◆ EXTRAIT DE PAGE:
• • • • •

Ancien combattant marocain
Né en 1919
Engagé en 1939
Arrivé en France en 1997
Décédé en janvier 2010

Mohamed MECHTI
Mohamed MECHTI
/
Les séquences

InterviewerLoïc Le Loët
Traducteur : Abdellah Ahabchane
Lieu : Foyer ADOMA, Bordeaux
Date : 12 mai 2009

Présentation

Dans le cadre de la collecte de témoignages oraux auprès des anciens combattants marocains, un entretien avec M. Mohamed Mechti a été enregistré le 12 mai 2009 au foyer Adoma. Vous trouverez un résumé synthétique de cet entretien sur cette page, ainsi qu’une retranscription intégrale de cette interview en cliquant sur bouton ci-dessous.

Retranscription intégrale

Résumé de l’interview

MOHAMED MECHTI – Je m’appelle Mechti Mohamed Ben Mohamed. Je suis né le 31 décembre 1919 et je suis rentré dans l’armée française le 7/11/39. J’étais agriculteur à Ouazzane, je m’occupais du bétail, des vaches, des brebis… Nous étions une fratrie de sept enfants, j’avais deux sœurs et quatre frères et j’étais l’ainé.

LOÏC LE LOËT – Pour quelles raisons vous êtes-vous engagé dans l’armée française ?

C’était l’armée française qui nous poussait à nous engager. Tous les gars qui avaient 19 ou 18 ans, elle les poussait à s’engager. Tous les gens du douar, du village, étaient poussés à s’engager. C’était le caïd de la  tribu qui faisait le recrutement. L’armée française lui disait d’enregistrer tous ceux qui ont 18-19 ans et qui sont en âge de s’engager. Et moi, j’ai été engagé au 7ème RPM, à Ouazanne. On a fait un stage de six mois avant de partir au régiment de Taza.

Quand vous vous êtes engagé, quelle a été la réaction de vos parents ?

Bien entendu, nos parents, ils n’étaient pas d’accord… Il n’y avait personne… La plupart des gens n’étaient pas d’accord pour s’engager. Mais bon, nous étions obligés de le faire ! Et je préférais m’engager que d’aller en prison… Mais franchement, si c’était à refaire… Je n’y serai pas allé !

La France avait besoin de gars, pour l’effort de guerre, en 39-40 surtout. Ça commençait à ce moment là. Donc, nous étions obligés, voire forcés, nous n’avions pas le choix.

Quel rôle occupiez-vous dans l’armée française ?

On était encore jeunes, on était deuxième classe, on venait de s’engager… J’avais un fusil mitrailleur, donc on a fait les stages de mortier… Les mortiers 50, 60…

Dans votre bataillon ou dans votre régiment, est-ce qu’il y avait d’autres personnes issues d’autres pays de l’Afrique ?

Il n’y avait que des Marocains… que les Marocains et les Français, c’est tout !

Quelles opérations avez-vous connues ? Vous avez fait la Tunisie et ainsi de suite ?

• • • • •

◆ CONSIGNE 1: Extrayez de la liste, sans rien y changer, les lignes allant de celle qui contient « obituary-paragraph-2: Mary was » jusqu'à celle qui contient « obituary-paragraph-6: Her family », ces deux lignes comprises.
◆ CONSIGNE 2: Poursuivez l'extrait sur Mohamed Mechti à partir de sa dernière phrase.
L'extrait sur Mohamed Mechti et la liste qui suit n'ont aucun lien entre eux.

• • • • •

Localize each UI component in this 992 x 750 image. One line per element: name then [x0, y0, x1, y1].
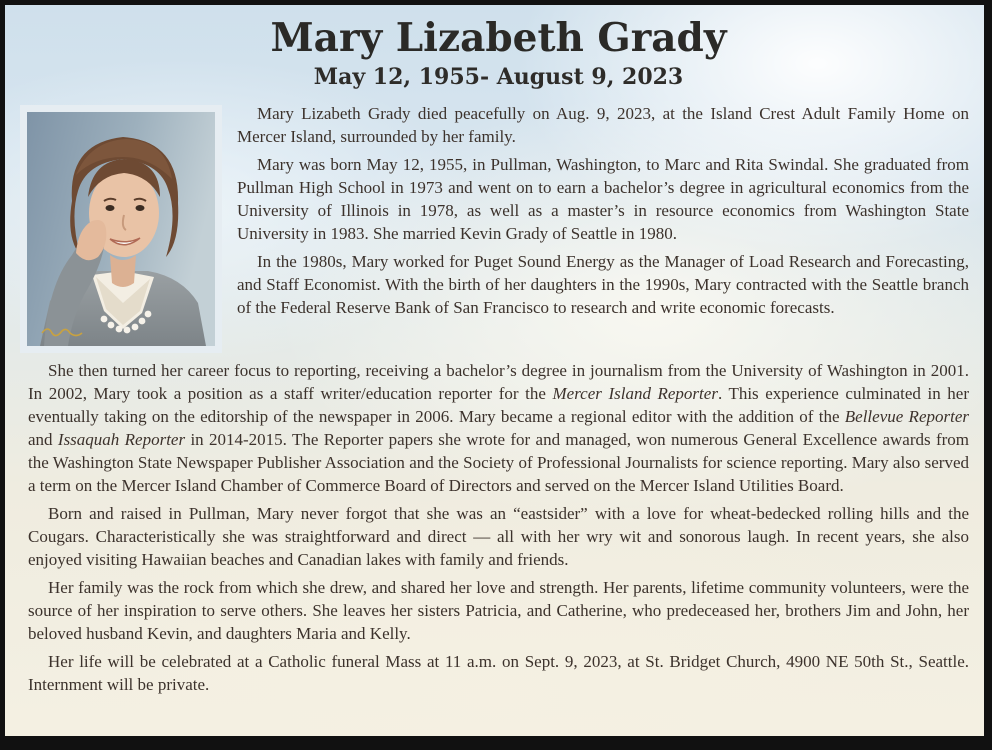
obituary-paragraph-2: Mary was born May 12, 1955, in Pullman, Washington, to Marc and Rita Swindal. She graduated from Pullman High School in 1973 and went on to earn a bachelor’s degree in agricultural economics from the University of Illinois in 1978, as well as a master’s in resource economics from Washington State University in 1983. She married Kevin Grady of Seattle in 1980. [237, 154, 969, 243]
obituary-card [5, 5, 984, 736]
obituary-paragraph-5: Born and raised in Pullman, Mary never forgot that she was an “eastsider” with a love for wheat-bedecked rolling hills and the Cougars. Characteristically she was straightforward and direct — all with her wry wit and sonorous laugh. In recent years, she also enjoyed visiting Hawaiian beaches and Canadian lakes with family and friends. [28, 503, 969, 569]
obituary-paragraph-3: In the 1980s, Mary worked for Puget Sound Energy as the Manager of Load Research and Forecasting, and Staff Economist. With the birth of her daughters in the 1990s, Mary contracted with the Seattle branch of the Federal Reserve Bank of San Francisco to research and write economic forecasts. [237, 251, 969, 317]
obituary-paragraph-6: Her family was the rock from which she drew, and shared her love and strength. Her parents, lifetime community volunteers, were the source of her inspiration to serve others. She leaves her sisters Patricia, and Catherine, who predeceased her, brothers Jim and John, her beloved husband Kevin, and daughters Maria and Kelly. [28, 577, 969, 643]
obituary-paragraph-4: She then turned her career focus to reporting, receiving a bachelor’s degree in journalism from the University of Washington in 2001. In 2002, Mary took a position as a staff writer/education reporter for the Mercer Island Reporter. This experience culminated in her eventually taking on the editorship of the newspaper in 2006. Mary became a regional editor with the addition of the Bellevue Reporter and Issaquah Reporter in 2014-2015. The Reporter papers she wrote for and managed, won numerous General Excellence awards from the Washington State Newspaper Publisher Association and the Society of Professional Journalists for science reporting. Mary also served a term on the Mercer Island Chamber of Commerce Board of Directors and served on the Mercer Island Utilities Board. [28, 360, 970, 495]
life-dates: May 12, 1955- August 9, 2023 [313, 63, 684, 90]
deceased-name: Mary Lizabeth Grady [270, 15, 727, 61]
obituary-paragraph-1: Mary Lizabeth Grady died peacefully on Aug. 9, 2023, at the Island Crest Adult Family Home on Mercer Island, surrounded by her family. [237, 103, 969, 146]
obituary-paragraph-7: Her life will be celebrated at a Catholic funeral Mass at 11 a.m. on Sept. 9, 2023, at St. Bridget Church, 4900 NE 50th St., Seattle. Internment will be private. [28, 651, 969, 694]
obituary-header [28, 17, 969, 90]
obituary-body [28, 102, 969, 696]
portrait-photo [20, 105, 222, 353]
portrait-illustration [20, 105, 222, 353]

• • • • •

◆ RÉSULTAT ATTENDU 1:
obituary-paragraph-2: Mary was born May 12, 1955, in Pullman, Washington, to Marc and Rita Swindal. She graduated from Pullman High School in 1973 and went on to earn a bachelor’s degree in agricultural economics from the University of Illinois in 1978, as well as a master’s in resource economics from Washington State University in 1983. She married Kevin Grady of Seattle in 1980. [237, 154, 969, 243]
obituary-card [5, 5, 984, 736]
obituary-paragraph-5: Born and raised in Pullman, Mary never forgot that she was an “eastsider” with a love for wheat-bedecked rolling hills and the Cougars. Characteristically she was straightforward and direct — all with her wry wit and sonorous laugh. In recent years, she also enjoyed visiting Hawaiian beaches and Canadian lakes with family and friends. [28, 503, 969, 569]
obituary-paragraph-3: In the 1980s, Mary worked for Puget Sound Energy as the Manager of Load Research and Forecasting, and Staff Economist. With the birth of her daughters in the 1990s, Mary contracted with the Seattle branch of the Federal Reserve Bank of San Francisco to research and write economic forecasts. [237, 251, 969, 317]
obituary-paragraph-6: Her family was the rock from which she drew, and shared her love and strength. Her parents, lifetime community volunteers, were the source of her inspiration to serve others. She leaves her sisters Patricia, and Catherine, who predeceased her, brothers Jim and John, her beloved husband Kevin, and daughters Maria and Kelly. [28, 577, 969, 643]

◆ RÉSULTAT ATTENDU 2:
Avant ça, je vais parler du contexte de la guerre. En 39-40, la France n’avait pas beaucoup de matériel. Il y avait très peu de fusils, trois sortes de fusils… C’était le général Goumblain qui dirigeait l’armée française à cette époque… À ce moment-là, on distinguait deux zones, la zone occupée par les Allemands et la zone libre gouvernée par Vichy et Pétain. Hitler avait demandé au Maréchal Pétain, « Qu’est-ce que vous avez au Maroc ? ». Le Maréchal Pétain lui avait dit, « On a que des gens malades, fatigués, il n’y a pas grand-chose ». Et il a demandé au général Laval de partir en inspection là-bas au Maroc, et de cacher toute l’armée qui y était.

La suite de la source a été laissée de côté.